==== The records

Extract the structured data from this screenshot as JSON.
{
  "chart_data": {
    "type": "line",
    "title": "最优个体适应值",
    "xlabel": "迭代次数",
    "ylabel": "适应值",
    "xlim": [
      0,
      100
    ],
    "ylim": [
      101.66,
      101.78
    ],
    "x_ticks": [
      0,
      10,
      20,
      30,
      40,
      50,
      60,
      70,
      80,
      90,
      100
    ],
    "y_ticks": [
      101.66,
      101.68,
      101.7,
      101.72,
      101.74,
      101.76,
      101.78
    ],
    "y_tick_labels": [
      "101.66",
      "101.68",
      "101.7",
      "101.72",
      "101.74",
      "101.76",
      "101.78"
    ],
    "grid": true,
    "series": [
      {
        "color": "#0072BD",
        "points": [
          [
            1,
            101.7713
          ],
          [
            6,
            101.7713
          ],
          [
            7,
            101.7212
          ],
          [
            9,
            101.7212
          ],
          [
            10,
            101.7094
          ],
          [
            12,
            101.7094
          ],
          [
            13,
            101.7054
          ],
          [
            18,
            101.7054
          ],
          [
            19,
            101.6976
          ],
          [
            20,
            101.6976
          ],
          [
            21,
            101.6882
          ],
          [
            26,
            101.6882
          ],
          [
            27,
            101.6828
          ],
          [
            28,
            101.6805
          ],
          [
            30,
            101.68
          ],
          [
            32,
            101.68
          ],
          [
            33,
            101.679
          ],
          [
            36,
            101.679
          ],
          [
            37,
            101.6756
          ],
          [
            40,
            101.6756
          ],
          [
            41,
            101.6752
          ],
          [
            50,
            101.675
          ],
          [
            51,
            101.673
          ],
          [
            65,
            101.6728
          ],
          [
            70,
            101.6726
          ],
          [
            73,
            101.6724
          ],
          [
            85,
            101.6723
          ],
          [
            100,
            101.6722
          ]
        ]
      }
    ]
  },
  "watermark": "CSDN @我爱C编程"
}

========

◆ Problem statement: Write the material out again in its entirety, exactly as shown.

◆ Solution to this task:
Extract the structured data from this screenshot as JSON.
{
  "chart_data": {
    "type": "line",
    "title": "最优个体适应值",
    "xlabel": "迭代次数",
    "ylabel": "适应值",
    "xlim": [
      0,
      100
    ],
    "ylim": [
      101.66,
      101.78
    ],
    "x_ticks": [
      0,
      10,
      20,
      30,
      40,
      50,
      60,
      70,
      80,
      90,
      100
    ],
    "y_ticks": [
      101.66,
      101.68,
      101.7,
      101.72,
      101.74,
      101.76,
      101.78
    ],
    "y_tick_labels": [
      "101.66",
      "101.68",
      "101.7",
      "101.72",
      "101.74",
      "101.76",
      "101.78"
    ],
    "grid": true,
    "series": [
      {
        "color": "#0072BD",
        "points": [
          [
            1,
            101.7713
          ],
          [
            6,
            101.7713
          ],
          [
            7,
            101.7212
          ],
          [
            9,
            101.7212
          ],
          [
            10,
            101.7094
          ],
          [
            12,
            101.7094
          ],
          [
            13,
            101.7054
          ],
          [
            18,
            101.7054
          ],
          [
            19,
            101.6976
          ],
          [
            20,
            101.6976
          ],
          [
            21,
            101.6882
          ],
          [
            26,
            101.6882
          ],
          [
            27,
            101.6828
          ],
          [
            28,
            101.6805
          ],
          [
            30,
            101.68
          ],
          [
            32,
            101.68
          ],
          [
            33,
            101.679
          ],
          [
            36,
            101.679
          ],
          [
            37,
            101.6756
          ],
          [
            40,
            101.6756
          ],
          [
            41,
            101.6752
          ],
          [
            50,
            101.675
          ],
          [
            51,
            101.673
          ],
          [
            65,
            101.6728
          ],
          [
            70,
            101.6726
          ],
          [
            73,
            101.6724
          ],
          [
            85,
            101.6723
          ],
          [
            100,
            101.6722
          ]
        ]
      }
    ]
  },
  "watermark": "CSDN @我爱C编程"
}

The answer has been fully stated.